# Goal
Filter the records below and copy every line containing the word "defaults".

************

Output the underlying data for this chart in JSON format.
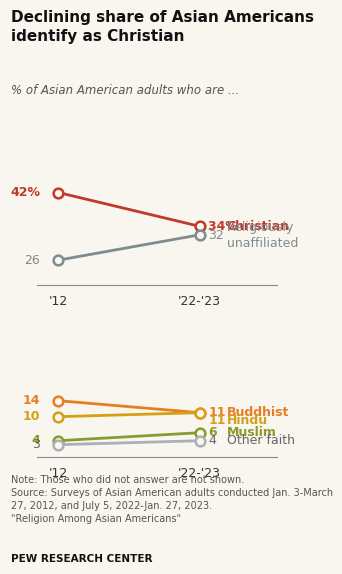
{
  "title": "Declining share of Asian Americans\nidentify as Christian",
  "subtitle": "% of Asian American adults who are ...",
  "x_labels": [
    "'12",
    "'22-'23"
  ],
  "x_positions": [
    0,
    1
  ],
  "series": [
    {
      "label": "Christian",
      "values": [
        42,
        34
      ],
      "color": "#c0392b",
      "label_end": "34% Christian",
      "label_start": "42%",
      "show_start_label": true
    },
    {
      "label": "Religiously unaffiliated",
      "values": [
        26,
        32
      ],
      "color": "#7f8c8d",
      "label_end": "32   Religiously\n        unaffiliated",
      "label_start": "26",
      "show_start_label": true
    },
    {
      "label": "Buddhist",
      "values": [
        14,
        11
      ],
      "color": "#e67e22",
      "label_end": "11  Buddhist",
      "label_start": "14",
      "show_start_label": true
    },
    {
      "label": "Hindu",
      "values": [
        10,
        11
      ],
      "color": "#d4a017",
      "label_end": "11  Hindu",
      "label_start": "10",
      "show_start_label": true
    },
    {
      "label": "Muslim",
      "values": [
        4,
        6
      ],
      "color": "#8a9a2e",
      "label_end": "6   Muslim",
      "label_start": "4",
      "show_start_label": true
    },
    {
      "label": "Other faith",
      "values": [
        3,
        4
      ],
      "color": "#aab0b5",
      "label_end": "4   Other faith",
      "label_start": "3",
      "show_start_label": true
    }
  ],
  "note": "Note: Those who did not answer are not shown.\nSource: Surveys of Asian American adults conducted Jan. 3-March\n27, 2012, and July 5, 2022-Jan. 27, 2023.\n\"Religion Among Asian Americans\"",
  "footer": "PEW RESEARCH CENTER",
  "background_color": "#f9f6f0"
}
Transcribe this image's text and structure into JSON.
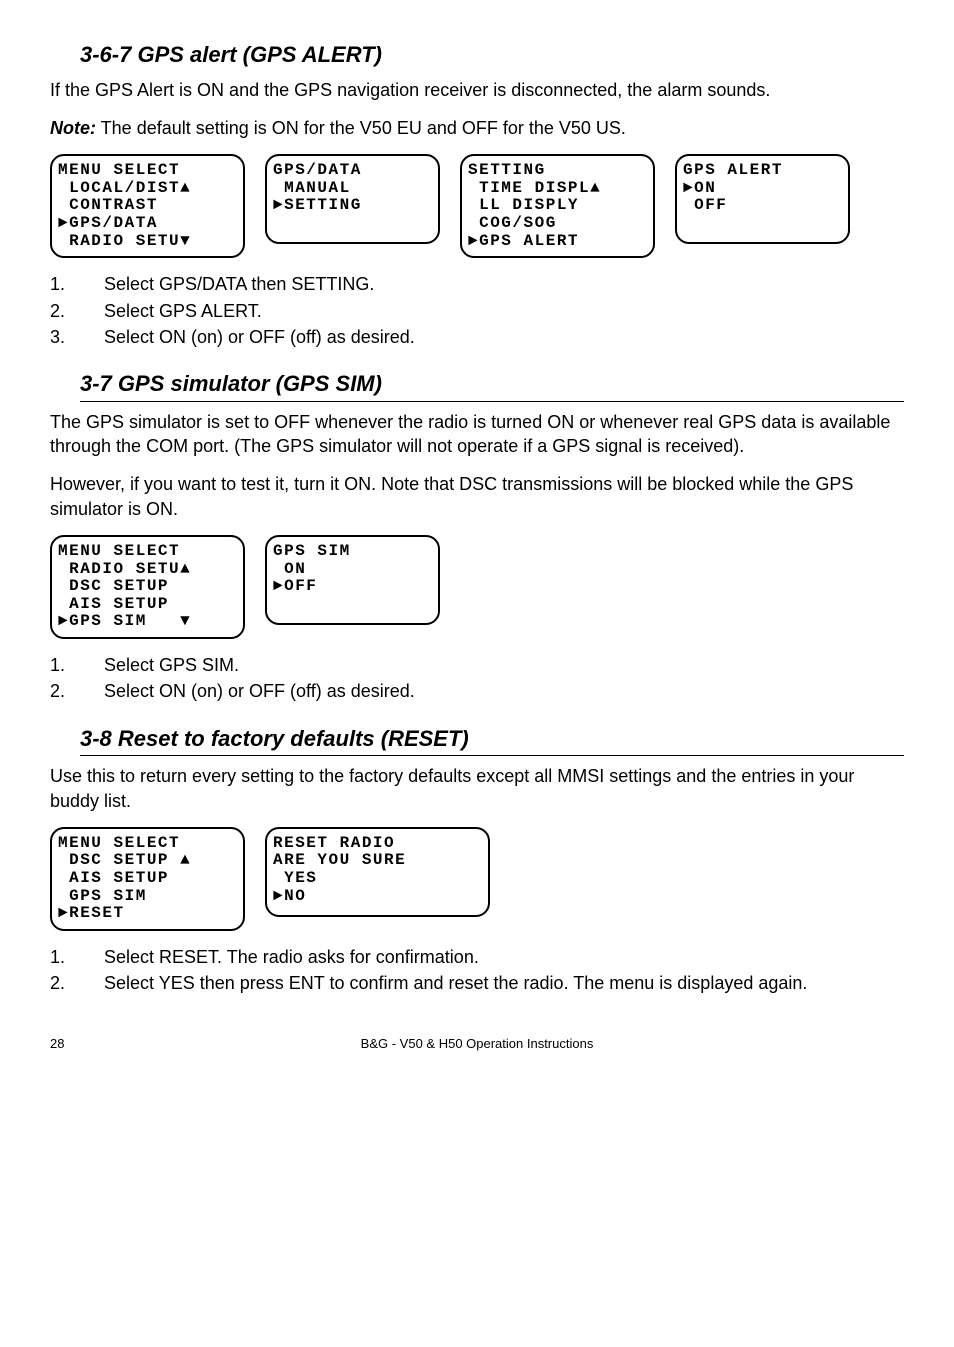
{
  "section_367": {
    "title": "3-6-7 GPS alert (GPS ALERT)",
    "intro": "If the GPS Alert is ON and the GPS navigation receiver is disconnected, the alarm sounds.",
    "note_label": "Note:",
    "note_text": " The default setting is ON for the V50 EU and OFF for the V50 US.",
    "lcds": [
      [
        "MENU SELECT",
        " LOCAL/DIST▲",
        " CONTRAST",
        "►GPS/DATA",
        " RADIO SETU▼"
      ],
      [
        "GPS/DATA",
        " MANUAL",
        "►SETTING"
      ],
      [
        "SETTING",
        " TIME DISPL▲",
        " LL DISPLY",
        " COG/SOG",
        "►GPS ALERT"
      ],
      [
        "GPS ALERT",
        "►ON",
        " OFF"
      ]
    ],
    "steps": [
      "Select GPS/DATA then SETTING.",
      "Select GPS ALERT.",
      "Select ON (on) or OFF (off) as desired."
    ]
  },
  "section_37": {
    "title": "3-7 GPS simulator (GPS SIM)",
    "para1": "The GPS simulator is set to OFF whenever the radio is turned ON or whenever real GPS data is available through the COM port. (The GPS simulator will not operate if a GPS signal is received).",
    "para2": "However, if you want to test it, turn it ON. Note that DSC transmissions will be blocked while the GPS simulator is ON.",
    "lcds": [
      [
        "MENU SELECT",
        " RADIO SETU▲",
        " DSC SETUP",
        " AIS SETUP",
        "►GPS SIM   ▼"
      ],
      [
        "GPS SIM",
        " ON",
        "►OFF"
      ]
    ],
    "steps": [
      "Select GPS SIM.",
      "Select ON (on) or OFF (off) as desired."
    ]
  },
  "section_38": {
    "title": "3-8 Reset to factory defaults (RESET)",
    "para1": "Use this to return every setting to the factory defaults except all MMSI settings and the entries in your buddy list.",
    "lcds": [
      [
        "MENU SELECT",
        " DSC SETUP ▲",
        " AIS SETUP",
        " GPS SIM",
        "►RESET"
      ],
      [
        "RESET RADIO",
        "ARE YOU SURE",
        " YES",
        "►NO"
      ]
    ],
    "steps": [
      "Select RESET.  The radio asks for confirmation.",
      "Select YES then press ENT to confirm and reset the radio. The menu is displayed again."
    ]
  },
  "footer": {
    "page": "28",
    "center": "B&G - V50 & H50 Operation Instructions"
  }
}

************

# Written answer
    "title": "3-8 Reset to factory defaults (RESET)",
    "para1": "Use this to return every setting to the factory defaults except all MMSI settings and the entries in your buddy list.",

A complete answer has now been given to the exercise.